Dataset rows:
=-=-=-=-=

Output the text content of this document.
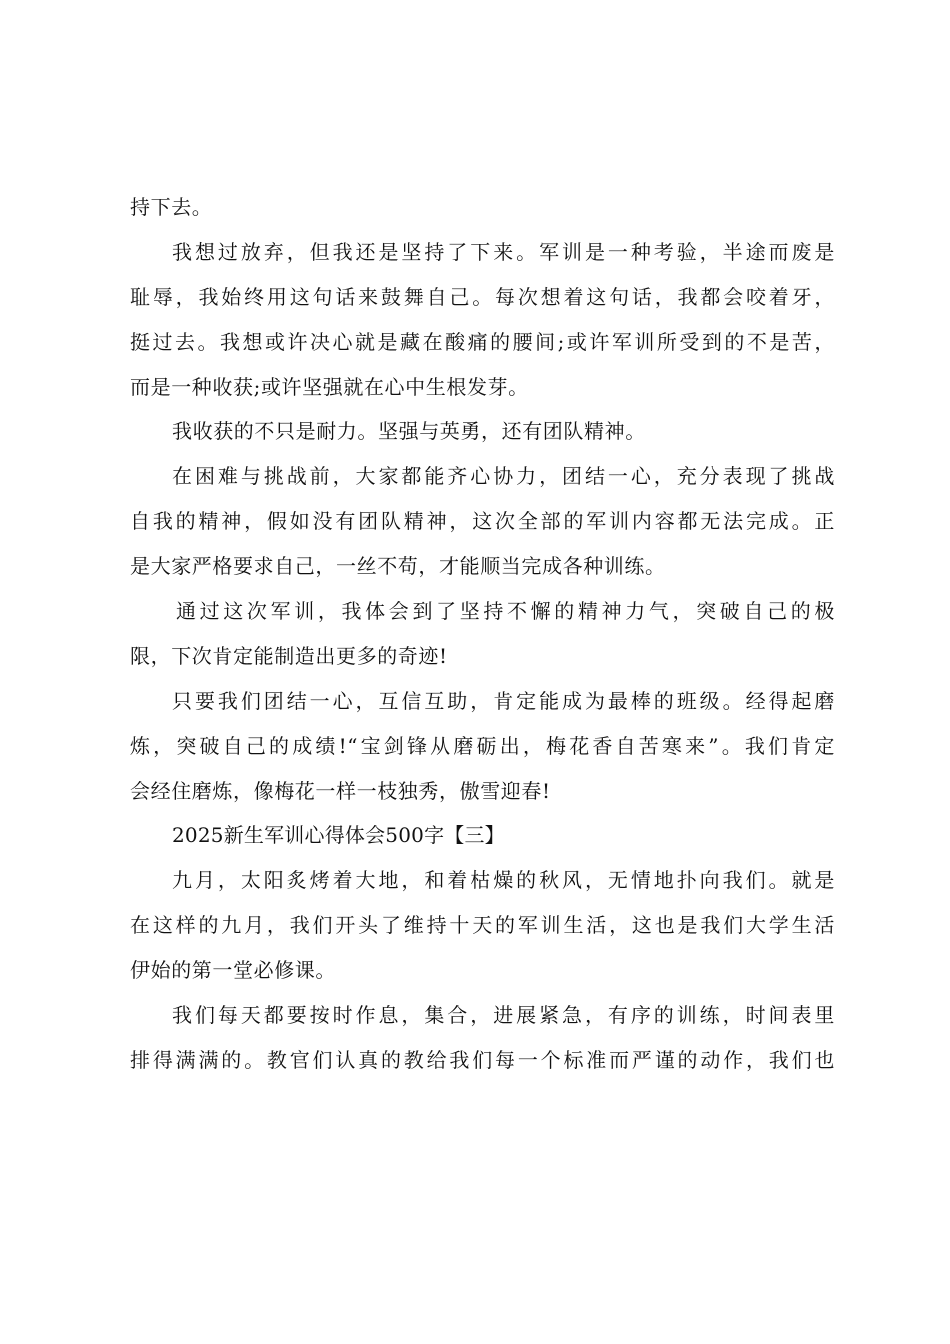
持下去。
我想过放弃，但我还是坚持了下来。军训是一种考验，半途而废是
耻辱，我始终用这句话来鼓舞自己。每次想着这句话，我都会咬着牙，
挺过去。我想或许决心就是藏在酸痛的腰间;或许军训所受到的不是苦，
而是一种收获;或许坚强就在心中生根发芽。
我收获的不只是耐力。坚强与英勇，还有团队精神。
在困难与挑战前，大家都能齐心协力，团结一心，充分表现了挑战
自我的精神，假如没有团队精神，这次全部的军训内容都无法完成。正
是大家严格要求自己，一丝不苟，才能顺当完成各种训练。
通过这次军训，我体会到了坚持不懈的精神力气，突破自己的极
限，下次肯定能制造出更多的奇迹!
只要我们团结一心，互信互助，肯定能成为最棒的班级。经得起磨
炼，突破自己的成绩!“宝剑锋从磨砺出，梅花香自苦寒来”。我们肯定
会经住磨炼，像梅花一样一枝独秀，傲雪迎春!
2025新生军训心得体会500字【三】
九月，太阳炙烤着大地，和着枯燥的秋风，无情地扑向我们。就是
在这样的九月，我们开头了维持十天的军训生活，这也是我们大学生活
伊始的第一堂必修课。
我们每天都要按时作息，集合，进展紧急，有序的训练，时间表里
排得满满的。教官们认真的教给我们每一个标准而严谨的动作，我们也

=-=-=-=-=

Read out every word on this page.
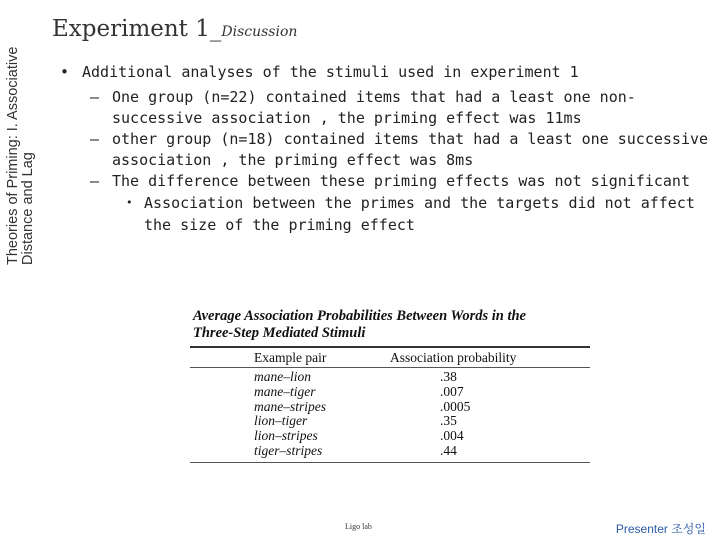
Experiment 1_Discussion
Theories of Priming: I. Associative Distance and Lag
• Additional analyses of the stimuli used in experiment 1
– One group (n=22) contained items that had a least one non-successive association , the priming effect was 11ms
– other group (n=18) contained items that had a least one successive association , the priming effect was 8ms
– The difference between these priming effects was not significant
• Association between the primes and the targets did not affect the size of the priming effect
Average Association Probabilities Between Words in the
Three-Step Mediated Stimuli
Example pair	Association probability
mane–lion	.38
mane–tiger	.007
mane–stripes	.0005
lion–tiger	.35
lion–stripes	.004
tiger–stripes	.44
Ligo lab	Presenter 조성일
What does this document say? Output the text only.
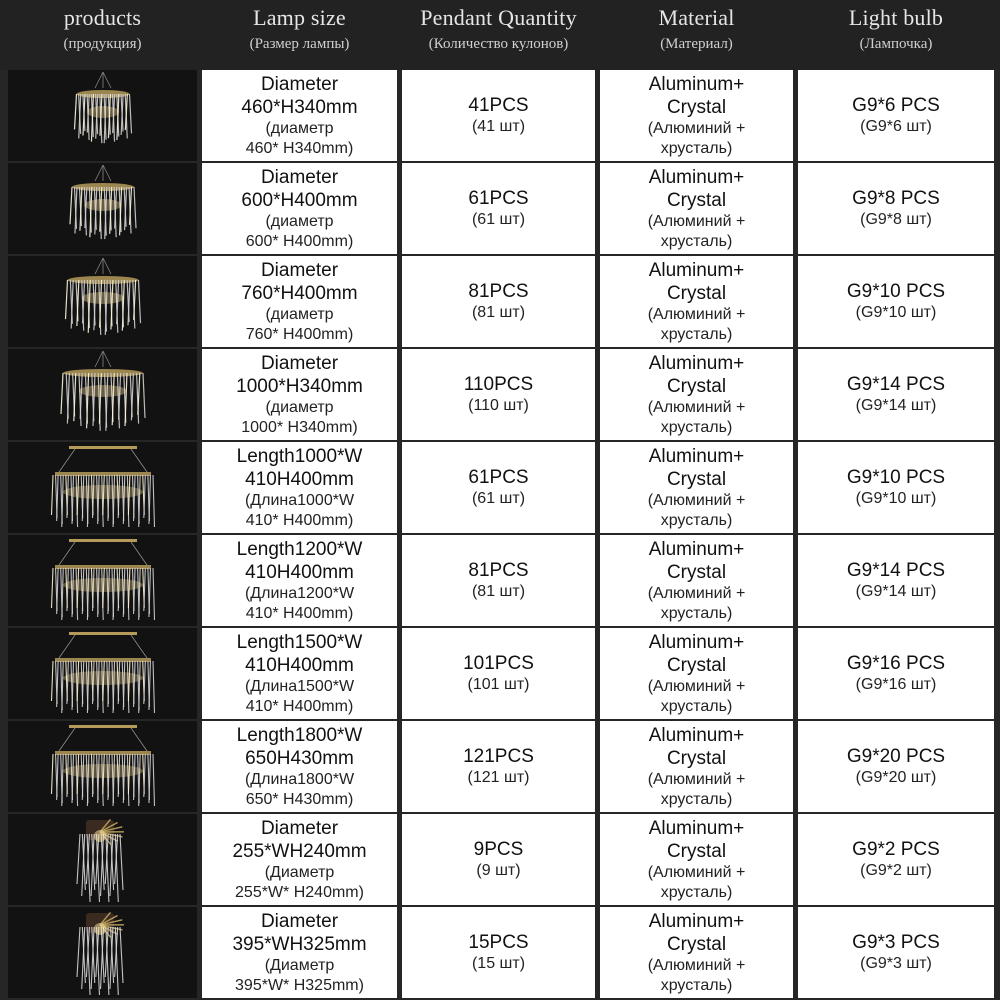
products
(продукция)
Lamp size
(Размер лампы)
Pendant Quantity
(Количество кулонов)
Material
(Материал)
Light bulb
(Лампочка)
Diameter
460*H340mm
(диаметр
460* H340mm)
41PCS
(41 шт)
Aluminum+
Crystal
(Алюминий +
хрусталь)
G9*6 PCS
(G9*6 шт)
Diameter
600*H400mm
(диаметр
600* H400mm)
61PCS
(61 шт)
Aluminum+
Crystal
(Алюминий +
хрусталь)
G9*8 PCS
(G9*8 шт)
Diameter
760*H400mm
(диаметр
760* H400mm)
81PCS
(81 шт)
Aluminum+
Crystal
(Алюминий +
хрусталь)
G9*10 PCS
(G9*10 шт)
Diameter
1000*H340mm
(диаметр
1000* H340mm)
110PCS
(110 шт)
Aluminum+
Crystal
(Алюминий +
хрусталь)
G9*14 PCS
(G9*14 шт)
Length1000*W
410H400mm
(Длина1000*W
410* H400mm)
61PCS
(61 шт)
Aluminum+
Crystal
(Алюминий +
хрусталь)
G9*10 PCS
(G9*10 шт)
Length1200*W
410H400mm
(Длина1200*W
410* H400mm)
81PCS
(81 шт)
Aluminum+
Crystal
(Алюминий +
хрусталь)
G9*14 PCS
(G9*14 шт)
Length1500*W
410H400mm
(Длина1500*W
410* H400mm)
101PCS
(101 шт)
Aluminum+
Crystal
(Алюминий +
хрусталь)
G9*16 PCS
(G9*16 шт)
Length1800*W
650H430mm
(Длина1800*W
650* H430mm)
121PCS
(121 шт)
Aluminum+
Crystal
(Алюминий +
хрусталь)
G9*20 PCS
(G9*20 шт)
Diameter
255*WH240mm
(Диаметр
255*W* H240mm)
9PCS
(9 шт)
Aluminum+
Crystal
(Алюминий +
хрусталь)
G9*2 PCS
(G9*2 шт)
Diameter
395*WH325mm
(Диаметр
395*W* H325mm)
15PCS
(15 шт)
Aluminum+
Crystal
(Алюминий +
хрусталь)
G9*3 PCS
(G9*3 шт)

=-=-=-=-=

> [WHAT IS NEEDED]:
Which lines hold the string "Output"? Copy all of them from the data above.

> [SOLUTION]:
Output the text content of this document.
What does this document say? Output the text only.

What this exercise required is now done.